From the listing below, select every line where the word "Radford" appears.

--- start ---

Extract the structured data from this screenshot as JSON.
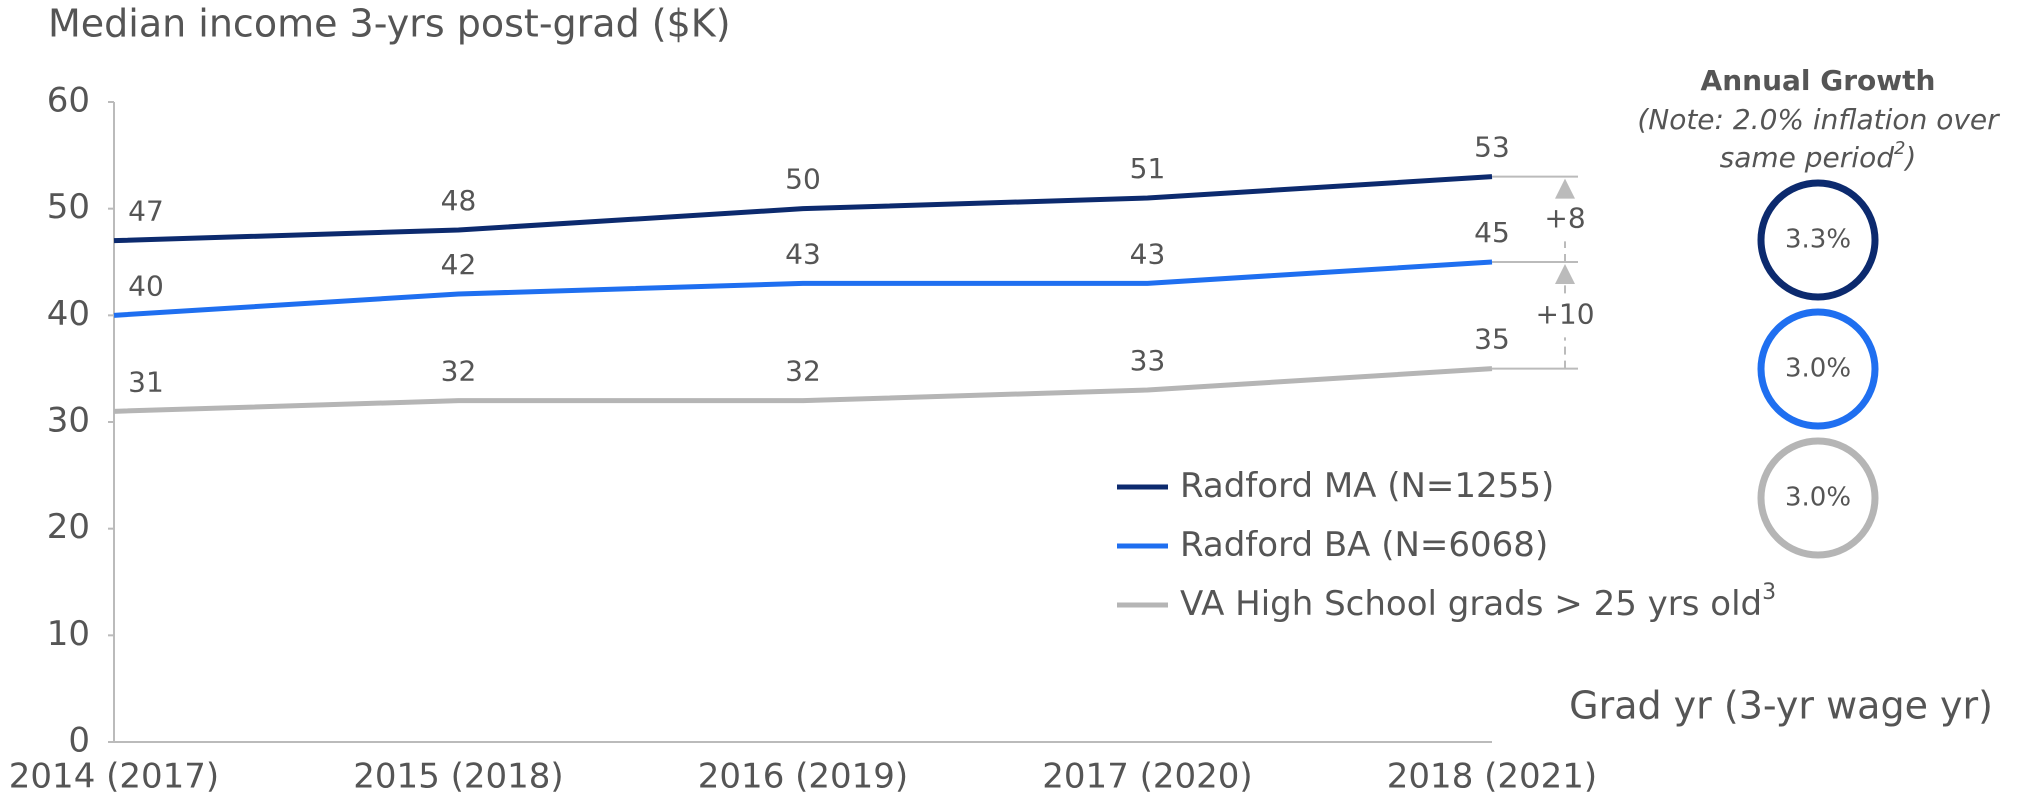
{
  "chart_data": {
    "type": "line",
    "title": "Median income 3-yrs post-grad ($K)",
    "x_label": "Grad yr (3-yr wage yr)",
    "categories": [
      "2014 (2017)",
      "2015 (2018)",
      "2016 (2019)",
      "2017 (2020)",
      "2018 (2021)"
    ],
    "series": [
      {
        "name": "Radford MA (N=1255)",
        "color": "#0c2a6e",
        "values": [
          47,
          48,
          50,
          51,
          53
        ],
        "growth": "3.3%"
      },
      {
        "name": "Radford BA (N=6068)",
        "color": "#1f6ff0",
        "values": [
          40,
          42,
          43,
          43,
          45
        ],
        "growth": "3.0%"
      },
      {
        "name": "VA High School grads > 25 yrs old",
        "name_sup": "3",
        "color": "#b5b5b5",
        "values": [
          31,
          32,
          32,
          33,
          35
        ],
        "growth": "3.0%"
      }
    ],
    "ylim": [
      0,
      60
    ],
    "yticks": [
      0,
      10,
      20,
      30,
      40,
      50,
      60
    ],
    "grid": false,
    "gap_labels": [
      "+8",
      "+10"
    ],
    "growth_panel": {
      "title": "Annual Growth",
      "note_lines": [
        "(Note: 2.0% inflation over",
        "same period"
      ],
      "note_sup": "2",
      "note_end": ")"
    }
  }
}
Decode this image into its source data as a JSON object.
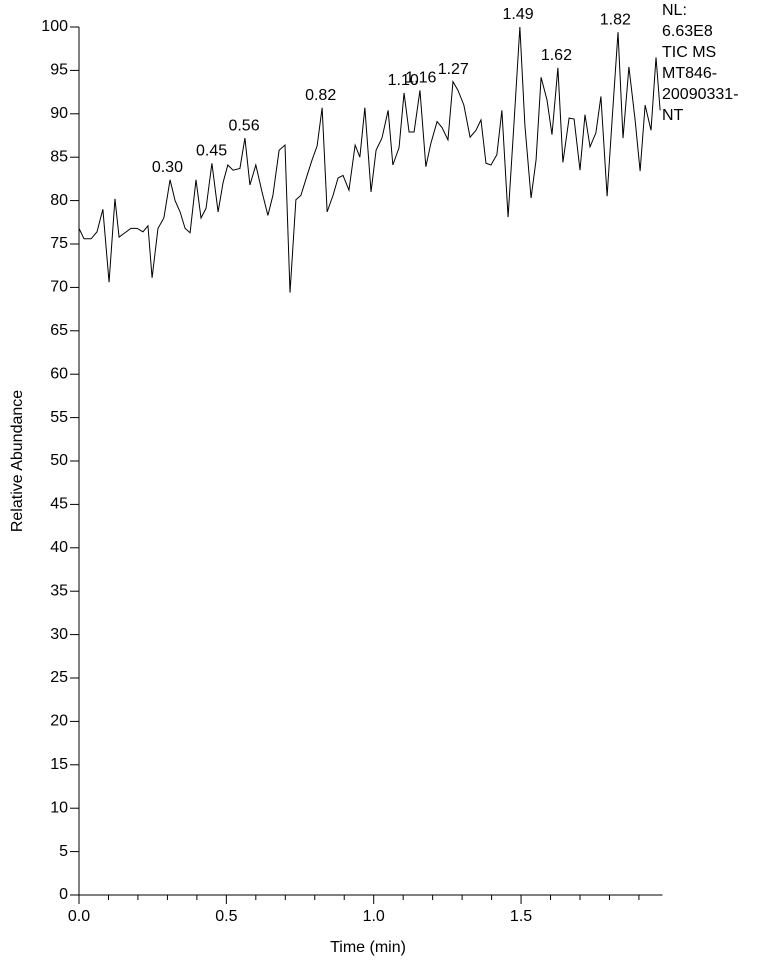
{
  "chart_data": {
    "type": "line",
    "xlabel": "Time (min)",
    "ylabel": "Relative Abundance",
    "annotation_lines": [
      "NL:",
      "6.63E8",
      "TIC  MS",
      "MT846-",
      "20090331-",
      "NT"
    ],
    "x": [
      0.0,
      0.017,
      0.041,
      0.061,
      0.081,
      0.102,
      0.122,
      0.136,
      0.156,
      0.176,
      0.197,
      0.217,
      0.234,
      0.248,
      0.268,
      0.288,
      0.309,
      0.326,
      0.343,
      0.36,
      0.377,
      0.397,
      0.414,
      0.431,
      0.451,
      0.472,
      0.489,
      0.505,
      0.523,
      0.546,
      0.563,
      0.58,
      0.6,
      0.621,
      0.641,
      0.658,
      0.679,
      0.699,
      0.716,
      0.736,
      0.753,
      0.774,
      0.791,
      0.808,
      0.825,
      0.842,
      0.862,
      0.879,
      0.896,
      0.916,
      0.937,
      0.953,
      0.97,
      0.991,
      1.008,
      1.028,
      1.049,
      1.065,
      1.086,
      1.103,
      1.12,
      1.137,
      1.157,
      1.177,
      1.194,
      1.215,
      1.232,
      1.252,
      1.269,
      1.286,
      1.306,
      1.327,
      1.347,
      1.364,
      1.381,
      1.398,
      1.418,
      1.435,
      1.456,
      1.476,
      1.496,
      1.513,
      1.534,
      1.551,
      1.568,
      1.588,
      1.605,
      1.625,
      1.642,
      1.663,
      1.68,
      1.7,
      1.717,
      1.734,
      1.754,
      1.771,
      1.792,
      1.809,
      1.829,
      1.846,
      1.866,
      1.887,
      1.904,
      1.921,
      1.941,
      1.958,
      1.972
    ],
    "series": [
      {
        "color": "#000000",
        "values": [
          76.8,
          75.6,
          75.6,
          76.4,
          79.0,
          70.6,
          80.2,
          75.8,
          76.3,
          76.8,
          76.8,
          76.4,
          77.1,
          71.1,
          76.8,
          78.0,
          82.4,
          80.0,
          78.7,
          76.8,
          76.3,
          82.4,
          78.0,
          79.1,
          84.3,
          78.7,
          82.1,
          84.1,
          83.5,
          83.7,
          87.2,
          81.8,
          84.1,
          81.0,
          78.3,
          80.6,
          85.8,
          86.4,
          69.4,
          80.1,
          80.6,
          82.9,
          84.7,
          86.3,
          90.7,
          78.7,
          80.6,
          82.6,
          82.9,
          81.2,
          86.4,
          85.0,
          90.7,
          81.0,
          85.8,
          87.2,
          90.4,
          84.1,
          86.1,
          92.4,
          87.9,
          87.9,
          92.7,
          83.9,
          86.6,
          89.1,
          88.4,
          87.0,
          93.7,
          92.7,
          91.0,
          87.3,
          88.1,
          89.3,
          84.3,
          84.1,
          85.3,
          90.4,
          78.1,
          88.9,
          100,
          88.7,
          80.3,
          84.7,
          94.2,
          91.6,
          87.6,
          95.3,
          84.4,
          89.5,
          89.4,
          83.5,
          89.9,
          86.2,
          87.8,
          92.0,
          80.5,
          89.3,
          99.4,
          87.2,
          95.4,
          89.3,
          83.4,
          91.0,
          88.1,
          96.5,
          90.4
        ]
      }
    ],
    "peaks": [
      {
        "value": 0.3,
        "label": "0.30"
      },
      {
        "value": 0.45,
        "label": "0.45"
      },
      {
        "value": 0.56,
        "label": "0.56"
      },
      {
        "value": 0.82,
        "label": "0.82"
      },
      {
        "value": 1.1,
        "label": "1.10"
      },
      {
        "value": 1.16,
        "label": "1.16"
      },
      {
        "value": 1.27,
        "label": "1.27"
      },
      {
        "value": 1.49,
        "label": "1.49"
      },
      {
        "value": 1.62,
        "label": "1.62"
      },
      {
        "value": 1.82,
        "label": "1.82"
      }
    ],
    "xlim": [
      0,
      1.98
    ],
    "ylim": [
      0,
      100
    ],
    "xticks": [
      {
        "value": 0,
        "label": "0.0"
      },
      0.5,
      {
        "value": 1,
        "label": "1.0"
      },
      1.5
    ],
    "xminorticks": [
      0.1,
      0.2,
      0.3,
      0.4,
      0.6,
      0.7,
      0.8,
      0.9,
      1.1,
      1.2,
      1.3,
      1.4,
      1.6,
      1.7,
      1.8,
      1.9
    ],
    "yticks": [
      0,
      5,
      10,
      15,
      20,
      25,
      30,
      35,
      40,
      45,
      50,
      55,
      60,
      65,
      70,
      75,
      80,
      85,
      90,
      95,
      100
    ]
  }
}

--- end ---

#### Right answer
        "name": "Radford MA (N=1255)",
        "name": "Radford BA (N=6068)",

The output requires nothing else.